━━━━━ Dataset records ━━━━━
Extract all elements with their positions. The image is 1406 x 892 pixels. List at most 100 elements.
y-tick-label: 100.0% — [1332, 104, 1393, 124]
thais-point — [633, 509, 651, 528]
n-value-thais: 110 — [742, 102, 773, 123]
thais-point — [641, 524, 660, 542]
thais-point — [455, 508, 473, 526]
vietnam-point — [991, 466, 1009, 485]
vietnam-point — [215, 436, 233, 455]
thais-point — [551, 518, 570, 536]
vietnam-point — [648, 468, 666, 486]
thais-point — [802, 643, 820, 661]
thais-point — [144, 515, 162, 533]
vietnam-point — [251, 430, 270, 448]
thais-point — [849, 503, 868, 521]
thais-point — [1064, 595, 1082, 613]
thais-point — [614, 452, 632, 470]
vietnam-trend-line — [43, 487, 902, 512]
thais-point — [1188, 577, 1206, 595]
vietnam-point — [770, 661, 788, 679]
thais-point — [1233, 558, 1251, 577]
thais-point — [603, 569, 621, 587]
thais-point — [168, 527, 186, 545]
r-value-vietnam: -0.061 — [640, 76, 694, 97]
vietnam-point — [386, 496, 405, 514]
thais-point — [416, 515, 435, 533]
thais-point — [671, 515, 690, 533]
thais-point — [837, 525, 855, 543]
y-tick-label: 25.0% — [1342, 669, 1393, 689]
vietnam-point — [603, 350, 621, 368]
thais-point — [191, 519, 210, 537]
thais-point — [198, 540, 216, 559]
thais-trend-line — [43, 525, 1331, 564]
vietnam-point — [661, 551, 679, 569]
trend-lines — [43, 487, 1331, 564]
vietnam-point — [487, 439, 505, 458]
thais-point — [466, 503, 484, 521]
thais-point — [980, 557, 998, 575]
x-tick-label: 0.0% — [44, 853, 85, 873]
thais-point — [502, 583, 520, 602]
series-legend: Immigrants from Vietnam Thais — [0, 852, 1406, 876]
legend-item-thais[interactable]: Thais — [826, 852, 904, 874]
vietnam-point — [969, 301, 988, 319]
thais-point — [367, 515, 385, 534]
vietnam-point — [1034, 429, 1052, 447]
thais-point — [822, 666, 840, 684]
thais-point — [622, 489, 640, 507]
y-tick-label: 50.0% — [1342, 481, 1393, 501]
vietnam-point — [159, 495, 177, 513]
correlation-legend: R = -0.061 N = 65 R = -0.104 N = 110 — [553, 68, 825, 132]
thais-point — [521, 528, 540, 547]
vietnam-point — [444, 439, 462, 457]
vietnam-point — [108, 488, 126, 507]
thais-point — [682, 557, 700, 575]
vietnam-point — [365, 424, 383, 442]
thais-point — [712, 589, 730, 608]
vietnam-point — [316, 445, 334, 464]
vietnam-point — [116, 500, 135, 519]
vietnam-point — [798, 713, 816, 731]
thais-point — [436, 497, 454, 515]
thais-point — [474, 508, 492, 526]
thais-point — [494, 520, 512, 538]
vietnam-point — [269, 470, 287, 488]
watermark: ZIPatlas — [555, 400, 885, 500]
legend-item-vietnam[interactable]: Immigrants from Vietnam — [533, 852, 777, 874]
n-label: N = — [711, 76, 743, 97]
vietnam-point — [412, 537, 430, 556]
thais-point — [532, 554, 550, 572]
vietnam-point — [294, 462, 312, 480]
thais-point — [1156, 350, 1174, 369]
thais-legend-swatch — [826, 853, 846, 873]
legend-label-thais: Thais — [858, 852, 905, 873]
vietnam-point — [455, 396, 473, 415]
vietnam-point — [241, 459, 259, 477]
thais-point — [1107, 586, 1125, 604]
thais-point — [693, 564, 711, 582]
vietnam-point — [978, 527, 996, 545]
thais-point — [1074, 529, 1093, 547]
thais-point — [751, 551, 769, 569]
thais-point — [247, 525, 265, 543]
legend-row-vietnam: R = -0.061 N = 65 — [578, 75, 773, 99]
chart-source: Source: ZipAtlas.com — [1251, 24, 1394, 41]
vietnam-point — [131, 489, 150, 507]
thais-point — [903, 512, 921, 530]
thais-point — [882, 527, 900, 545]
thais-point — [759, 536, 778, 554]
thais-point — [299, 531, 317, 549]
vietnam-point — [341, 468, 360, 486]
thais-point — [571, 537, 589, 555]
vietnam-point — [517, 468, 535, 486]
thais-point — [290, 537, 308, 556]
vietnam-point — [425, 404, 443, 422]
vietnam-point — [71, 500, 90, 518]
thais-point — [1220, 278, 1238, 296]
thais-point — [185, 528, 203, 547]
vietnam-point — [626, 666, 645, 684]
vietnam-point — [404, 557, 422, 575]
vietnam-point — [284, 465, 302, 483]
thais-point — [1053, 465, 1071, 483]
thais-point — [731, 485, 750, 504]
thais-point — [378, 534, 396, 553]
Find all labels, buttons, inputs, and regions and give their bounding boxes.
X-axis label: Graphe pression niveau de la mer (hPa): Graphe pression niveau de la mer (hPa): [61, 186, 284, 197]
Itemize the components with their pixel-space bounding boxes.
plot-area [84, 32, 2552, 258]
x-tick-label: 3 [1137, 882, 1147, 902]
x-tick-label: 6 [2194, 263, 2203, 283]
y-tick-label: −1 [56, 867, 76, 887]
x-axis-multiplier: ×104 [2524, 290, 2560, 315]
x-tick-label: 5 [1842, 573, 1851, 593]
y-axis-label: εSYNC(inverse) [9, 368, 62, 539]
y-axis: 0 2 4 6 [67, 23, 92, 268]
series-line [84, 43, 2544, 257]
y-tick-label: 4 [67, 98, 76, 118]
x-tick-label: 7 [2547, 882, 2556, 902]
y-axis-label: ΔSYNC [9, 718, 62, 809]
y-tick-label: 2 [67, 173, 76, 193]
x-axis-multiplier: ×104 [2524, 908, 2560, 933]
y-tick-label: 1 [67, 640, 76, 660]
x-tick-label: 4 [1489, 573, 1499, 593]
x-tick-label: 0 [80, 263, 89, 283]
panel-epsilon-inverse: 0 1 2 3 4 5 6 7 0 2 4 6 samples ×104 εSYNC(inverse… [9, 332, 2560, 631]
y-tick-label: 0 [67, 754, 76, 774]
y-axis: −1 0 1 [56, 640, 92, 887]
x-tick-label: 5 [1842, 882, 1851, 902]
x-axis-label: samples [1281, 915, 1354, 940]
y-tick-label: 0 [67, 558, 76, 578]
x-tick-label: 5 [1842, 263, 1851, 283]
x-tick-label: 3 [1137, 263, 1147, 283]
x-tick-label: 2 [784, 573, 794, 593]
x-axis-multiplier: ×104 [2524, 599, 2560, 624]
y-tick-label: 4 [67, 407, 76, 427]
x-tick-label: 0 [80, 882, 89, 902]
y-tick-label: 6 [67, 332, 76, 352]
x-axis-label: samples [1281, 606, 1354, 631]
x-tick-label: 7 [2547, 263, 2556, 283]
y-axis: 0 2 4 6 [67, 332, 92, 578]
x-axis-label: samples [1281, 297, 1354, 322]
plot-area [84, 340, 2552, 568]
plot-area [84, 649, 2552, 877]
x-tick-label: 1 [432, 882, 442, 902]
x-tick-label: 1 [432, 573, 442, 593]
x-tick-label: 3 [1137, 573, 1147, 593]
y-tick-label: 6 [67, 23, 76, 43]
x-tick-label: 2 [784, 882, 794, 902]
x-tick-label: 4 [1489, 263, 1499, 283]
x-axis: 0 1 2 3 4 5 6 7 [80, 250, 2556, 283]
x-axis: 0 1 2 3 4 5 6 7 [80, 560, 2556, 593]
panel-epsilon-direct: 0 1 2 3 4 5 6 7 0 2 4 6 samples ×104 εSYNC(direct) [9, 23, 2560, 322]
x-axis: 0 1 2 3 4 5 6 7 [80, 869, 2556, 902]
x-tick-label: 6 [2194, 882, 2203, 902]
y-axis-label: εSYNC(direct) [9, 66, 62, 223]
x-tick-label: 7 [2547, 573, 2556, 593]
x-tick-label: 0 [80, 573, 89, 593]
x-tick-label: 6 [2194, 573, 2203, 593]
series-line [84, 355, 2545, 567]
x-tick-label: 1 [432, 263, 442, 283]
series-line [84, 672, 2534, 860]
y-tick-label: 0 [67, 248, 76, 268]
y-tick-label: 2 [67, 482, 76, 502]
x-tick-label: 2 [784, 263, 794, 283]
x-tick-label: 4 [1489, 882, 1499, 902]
━━━━━
| Work required |
Convert the records, starting at the first line and ending at the line that contains "thais-point — [416, 515, 435, 533]", into a JSON list of strings with one string per line and any blank lines omitted.

| Result of this task |
[
  "Extract all elements with their positions. The image is 1406 x 892 pixels. List at most 100 elements.",
  "y-tick-label: 100.0% — [1332, 104, 1393, 124]",
  "thais-point — [633, 509, 651, 528]",
  "n-value-thais: 110 — [742, 102, 773, 123]",
  "thais-point — [641, 524, 660, 542]",
  "thais-point — [455, 508, 473, 526]",
  "vietnam-point — [991, 466, 1009, 485]",
  "vietnam-point — [215, 436, 233, 455]",
  "thais-point — [551, 518, 570, 536]",
  "vietnam-point — [648, 468, 666, 486]",
  "thais-point — [802, 643, 820, 661]",
  "thais-point — [144, 515, 162, 533]",
  "vietnam-point — [251, 430, 270, 448]",
  "thais-point — [849, 503, 868, 521]",
  "thais-point — [1064, 595, 1082, 613]",
  "thais-point — [614, 452, 632, 470]",
  "vietnam-trend-line — [43, 487, 902, 512]",
  "thais-point — [1188, 577, 1206, 595]",
  "vietnam-point — [770, 661, 788, 679]",
  "thais-point — [1233, 558, 1251, 577]",
  "thais-point — [603, 569, 621, 587]",
  "thais-point — [168, 527, 186, 545]",
  "r-value-vietnam: -0.061 — [640, 76, 694, 97]",
  "vietnam-point — [386, 496, 405, 514]",
  "thais-point — [416, 515, 435, 533]"
]